--- Problem ---
Look through the entries and report how many lines include the word "triangle". Give the number alone.

--- Source records ---

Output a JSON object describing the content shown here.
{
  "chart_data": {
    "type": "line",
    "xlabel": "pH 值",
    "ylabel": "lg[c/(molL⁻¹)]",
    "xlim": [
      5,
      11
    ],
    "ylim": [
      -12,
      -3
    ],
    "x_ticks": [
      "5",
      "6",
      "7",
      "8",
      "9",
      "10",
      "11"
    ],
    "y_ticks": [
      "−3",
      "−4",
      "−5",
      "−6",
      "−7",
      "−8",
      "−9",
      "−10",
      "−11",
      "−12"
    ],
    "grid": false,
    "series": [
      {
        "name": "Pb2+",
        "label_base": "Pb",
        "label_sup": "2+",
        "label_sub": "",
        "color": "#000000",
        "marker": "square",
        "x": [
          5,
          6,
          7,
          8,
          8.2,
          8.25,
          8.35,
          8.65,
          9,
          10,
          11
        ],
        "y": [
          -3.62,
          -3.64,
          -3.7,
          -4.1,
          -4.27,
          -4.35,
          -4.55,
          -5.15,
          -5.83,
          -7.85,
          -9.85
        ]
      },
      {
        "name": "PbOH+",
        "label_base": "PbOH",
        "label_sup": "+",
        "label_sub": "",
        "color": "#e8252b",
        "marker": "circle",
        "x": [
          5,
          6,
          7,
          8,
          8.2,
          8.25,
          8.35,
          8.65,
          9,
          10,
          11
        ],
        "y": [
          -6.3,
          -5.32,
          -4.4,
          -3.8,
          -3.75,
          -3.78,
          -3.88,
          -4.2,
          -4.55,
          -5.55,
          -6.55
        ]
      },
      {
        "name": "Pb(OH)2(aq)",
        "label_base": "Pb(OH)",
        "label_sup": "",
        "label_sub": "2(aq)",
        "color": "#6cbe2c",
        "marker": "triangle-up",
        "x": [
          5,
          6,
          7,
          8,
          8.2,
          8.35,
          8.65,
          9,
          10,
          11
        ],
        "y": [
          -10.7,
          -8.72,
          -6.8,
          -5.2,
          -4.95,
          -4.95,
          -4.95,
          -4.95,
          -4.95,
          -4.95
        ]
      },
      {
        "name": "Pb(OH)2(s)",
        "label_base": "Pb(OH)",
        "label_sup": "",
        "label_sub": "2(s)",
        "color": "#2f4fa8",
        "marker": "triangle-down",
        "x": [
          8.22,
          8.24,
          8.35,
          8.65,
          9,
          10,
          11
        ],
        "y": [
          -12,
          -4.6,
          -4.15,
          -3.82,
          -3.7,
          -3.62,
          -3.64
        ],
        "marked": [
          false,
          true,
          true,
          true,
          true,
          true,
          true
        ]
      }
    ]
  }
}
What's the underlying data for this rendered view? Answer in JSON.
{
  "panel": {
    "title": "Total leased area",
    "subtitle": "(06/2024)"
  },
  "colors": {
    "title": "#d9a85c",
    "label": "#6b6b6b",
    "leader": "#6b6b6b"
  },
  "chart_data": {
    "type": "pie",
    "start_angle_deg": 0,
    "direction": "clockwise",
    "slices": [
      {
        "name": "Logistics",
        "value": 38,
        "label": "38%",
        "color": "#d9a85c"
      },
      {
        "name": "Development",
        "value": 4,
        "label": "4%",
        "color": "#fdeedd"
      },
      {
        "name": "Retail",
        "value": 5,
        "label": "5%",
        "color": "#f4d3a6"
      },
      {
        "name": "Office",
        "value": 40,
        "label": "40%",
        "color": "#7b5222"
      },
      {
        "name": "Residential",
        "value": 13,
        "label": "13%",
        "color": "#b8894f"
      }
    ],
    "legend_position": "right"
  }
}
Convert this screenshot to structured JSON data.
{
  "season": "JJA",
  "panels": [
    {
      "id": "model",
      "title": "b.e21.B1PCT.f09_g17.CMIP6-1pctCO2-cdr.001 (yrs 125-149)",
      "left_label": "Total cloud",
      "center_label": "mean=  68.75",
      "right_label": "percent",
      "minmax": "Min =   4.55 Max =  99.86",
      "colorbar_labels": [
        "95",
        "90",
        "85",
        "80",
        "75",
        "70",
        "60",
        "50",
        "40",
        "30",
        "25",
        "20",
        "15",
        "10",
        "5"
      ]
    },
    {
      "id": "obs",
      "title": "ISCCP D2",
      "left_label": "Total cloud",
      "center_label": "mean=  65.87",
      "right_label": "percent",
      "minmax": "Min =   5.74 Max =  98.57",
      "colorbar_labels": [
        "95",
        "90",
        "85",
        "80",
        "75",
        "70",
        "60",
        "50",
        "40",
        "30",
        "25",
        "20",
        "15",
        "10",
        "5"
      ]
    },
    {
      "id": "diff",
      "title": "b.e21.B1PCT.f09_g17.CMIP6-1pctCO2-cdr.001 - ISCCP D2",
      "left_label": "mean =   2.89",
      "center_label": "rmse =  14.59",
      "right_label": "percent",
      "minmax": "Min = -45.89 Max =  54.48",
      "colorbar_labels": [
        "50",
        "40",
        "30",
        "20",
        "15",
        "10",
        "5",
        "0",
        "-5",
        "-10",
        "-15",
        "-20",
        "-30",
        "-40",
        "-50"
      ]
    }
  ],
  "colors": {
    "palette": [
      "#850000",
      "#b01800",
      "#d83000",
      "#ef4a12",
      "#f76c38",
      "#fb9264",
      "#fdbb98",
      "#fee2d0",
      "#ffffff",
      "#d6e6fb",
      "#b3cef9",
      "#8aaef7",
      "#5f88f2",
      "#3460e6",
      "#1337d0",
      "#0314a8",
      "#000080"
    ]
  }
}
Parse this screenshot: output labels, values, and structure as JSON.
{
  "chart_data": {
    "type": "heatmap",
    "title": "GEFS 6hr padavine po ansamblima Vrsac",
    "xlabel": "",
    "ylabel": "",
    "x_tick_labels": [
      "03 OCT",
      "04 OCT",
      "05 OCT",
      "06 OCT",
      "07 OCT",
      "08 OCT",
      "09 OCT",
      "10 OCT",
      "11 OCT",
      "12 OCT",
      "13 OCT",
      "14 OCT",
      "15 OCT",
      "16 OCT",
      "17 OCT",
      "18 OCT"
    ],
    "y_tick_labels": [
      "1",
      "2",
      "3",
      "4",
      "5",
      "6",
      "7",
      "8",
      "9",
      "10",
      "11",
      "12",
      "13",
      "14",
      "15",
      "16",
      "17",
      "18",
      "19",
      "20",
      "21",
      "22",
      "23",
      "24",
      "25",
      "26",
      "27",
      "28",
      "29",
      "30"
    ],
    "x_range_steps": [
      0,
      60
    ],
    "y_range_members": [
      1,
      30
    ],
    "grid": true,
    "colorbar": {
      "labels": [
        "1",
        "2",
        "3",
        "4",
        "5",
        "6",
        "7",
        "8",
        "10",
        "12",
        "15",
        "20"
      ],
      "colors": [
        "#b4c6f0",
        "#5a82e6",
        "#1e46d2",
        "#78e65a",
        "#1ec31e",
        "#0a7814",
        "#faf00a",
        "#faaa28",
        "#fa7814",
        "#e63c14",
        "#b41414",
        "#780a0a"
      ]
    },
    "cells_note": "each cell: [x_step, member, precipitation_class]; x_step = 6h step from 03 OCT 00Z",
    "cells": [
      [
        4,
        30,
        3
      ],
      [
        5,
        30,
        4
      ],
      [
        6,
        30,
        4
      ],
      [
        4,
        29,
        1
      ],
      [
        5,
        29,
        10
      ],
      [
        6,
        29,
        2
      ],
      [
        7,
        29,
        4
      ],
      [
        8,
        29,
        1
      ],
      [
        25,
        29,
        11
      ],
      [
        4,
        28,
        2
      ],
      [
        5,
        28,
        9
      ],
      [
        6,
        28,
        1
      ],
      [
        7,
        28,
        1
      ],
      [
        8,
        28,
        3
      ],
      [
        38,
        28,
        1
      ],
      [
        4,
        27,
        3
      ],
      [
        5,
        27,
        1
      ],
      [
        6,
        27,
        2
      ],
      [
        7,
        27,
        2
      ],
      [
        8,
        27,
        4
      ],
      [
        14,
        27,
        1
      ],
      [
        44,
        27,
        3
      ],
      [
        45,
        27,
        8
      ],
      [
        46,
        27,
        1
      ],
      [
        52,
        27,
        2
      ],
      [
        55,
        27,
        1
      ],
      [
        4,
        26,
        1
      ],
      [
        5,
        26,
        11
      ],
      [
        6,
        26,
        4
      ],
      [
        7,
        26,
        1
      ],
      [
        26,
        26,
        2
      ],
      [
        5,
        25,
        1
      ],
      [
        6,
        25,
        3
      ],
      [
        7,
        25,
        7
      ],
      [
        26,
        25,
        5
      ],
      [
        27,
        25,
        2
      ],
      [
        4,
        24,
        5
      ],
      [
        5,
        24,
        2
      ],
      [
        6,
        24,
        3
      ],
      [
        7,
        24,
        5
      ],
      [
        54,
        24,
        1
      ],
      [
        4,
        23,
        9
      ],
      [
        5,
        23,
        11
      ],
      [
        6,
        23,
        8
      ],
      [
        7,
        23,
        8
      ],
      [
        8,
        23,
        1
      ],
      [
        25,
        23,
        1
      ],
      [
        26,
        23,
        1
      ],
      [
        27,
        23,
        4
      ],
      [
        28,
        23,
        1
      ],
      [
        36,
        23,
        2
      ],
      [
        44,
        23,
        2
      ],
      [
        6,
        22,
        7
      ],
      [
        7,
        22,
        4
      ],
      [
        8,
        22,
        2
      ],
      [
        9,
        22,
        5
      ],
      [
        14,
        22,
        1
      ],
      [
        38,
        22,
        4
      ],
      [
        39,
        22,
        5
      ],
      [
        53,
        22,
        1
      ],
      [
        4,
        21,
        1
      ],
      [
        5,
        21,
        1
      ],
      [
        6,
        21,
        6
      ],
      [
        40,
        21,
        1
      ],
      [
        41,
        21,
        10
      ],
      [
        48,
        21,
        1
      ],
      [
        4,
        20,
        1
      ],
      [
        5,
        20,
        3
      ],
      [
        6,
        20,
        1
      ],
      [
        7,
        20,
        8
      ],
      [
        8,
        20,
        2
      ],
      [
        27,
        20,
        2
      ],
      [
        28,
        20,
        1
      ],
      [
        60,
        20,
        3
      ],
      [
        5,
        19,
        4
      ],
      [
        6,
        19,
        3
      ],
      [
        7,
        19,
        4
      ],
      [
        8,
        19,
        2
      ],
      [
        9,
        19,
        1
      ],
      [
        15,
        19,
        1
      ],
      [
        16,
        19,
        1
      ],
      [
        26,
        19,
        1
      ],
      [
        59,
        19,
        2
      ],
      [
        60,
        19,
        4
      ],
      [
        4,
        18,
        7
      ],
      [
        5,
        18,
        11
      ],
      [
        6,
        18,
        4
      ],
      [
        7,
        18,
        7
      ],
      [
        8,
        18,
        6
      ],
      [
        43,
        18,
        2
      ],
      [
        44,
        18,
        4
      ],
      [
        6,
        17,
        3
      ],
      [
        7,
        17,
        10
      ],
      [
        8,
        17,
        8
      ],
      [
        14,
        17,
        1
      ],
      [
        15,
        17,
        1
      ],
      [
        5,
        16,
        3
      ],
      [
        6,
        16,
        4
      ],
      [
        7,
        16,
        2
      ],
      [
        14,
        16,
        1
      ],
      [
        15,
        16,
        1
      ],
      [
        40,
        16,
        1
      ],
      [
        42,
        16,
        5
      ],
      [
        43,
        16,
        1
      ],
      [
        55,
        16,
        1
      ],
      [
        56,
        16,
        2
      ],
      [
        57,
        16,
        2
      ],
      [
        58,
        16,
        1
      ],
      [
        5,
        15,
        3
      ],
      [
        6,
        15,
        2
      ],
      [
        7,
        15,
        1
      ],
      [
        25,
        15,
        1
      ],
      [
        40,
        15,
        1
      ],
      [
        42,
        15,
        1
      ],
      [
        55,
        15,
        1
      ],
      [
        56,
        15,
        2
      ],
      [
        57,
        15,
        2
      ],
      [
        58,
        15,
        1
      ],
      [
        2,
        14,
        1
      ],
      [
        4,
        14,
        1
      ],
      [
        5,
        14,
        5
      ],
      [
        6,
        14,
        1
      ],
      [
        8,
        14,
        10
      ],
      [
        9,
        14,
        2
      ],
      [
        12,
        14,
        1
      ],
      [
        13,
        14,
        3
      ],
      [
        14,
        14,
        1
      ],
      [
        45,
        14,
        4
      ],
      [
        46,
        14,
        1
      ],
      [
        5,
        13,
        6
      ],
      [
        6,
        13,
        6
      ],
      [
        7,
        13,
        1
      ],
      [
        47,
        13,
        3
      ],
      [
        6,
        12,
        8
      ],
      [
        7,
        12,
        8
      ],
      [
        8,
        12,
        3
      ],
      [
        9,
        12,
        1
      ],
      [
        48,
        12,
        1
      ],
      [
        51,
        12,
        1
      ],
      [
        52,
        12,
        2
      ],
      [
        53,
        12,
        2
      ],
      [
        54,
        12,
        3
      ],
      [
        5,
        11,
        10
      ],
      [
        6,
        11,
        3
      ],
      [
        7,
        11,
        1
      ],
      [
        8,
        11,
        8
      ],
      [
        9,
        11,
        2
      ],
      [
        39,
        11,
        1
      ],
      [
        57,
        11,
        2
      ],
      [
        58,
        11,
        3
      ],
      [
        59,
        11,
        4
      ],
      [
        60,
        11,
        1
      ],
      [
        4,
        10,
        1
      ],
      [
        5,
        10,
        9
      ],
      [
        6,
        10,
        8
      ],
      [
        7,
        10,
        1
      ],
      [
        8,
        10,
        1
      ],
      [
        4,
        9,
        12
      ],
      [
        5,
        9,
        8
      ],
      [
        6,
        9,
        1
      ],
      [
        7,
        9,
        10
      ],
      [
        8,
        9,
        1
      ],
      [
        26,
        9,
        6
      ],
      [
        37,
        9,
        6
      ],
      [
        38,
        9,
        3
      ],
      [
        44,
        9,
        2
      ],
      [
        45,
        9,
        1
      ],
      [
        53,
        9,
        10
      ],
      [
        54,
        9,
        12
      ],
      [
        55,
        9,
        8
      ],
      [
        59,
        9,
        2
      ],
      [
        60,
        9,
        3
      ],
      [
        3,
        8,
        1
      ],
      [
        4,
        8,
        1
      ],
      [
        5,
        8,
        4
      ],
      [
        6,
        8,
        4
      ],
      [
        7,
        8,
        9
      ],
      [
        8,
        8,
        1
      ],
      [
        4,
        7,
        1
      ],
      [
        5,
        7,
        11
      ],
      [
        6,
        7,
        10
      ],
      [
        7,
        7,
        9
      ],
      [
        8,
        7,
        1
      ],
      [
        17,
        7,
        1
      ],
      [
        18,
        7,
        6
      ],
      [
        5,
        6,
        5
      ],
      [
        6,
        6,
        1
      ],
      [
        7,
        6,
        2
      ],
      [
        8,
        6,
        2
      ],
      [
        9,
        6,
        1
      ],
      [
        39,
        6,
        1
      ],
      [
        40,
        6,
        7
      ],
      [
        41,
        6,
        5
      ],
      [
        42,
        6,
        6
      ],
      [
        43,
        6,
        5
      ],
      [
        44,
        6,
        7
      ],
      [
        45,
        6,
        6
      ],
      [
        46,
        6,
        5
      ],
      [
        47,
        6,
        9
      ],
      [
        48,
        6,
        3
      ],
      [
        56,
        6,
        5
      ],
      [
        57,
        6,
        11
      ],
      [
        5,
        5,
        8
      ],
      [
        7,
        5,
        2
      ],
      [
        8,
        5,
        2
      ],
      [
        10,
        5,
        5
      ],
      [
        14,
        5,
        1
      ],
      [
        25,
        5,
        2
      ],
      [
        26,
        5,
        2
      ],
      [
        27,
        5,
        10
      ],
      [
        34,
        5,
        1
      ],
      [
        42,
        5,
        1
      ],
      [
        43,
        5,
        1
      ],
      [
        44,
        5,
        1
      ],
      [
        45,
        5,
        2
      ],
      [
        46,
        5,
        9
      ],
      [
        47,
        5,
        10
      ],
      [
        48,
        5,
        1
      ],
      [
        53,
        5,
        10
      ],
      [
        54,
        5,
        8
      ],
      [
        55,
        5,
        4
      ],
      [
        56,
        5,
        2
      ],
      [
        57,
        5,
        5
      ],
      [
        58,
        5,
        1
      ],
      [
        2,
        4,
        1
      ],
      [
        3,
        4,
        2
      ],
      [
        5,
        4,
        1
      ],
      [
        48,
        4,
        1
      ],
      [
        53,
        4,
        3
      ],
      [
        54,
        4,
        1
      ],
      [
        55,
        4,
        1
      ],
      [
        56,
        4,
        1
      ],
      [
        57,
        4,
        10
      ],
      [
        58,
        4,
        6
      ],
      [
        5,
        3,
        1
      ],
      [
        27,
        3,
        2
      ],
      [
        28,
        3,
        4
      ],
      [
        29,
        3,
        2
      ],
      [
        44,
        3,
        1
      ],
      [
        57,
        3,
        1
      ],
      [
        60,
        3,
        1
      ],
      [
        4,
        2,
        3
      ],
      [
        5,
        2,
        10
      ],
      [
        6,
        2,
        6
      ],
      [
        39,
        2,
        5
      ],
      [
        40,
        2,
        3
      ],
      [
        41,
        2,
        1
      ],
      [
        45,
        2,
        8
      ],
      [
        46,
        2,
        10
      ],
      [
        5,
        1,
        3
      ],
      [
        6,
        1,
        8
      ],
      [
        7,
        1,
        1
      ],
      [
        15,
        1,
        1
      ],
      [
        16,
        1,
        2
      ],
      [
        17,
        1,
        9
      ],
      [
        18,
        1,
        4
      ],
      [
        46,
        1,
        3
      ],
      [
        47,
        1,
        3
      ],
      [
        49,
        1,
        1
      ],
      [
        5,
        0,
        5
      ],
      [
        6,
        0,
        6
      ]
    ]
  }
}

--- Written answer ---
2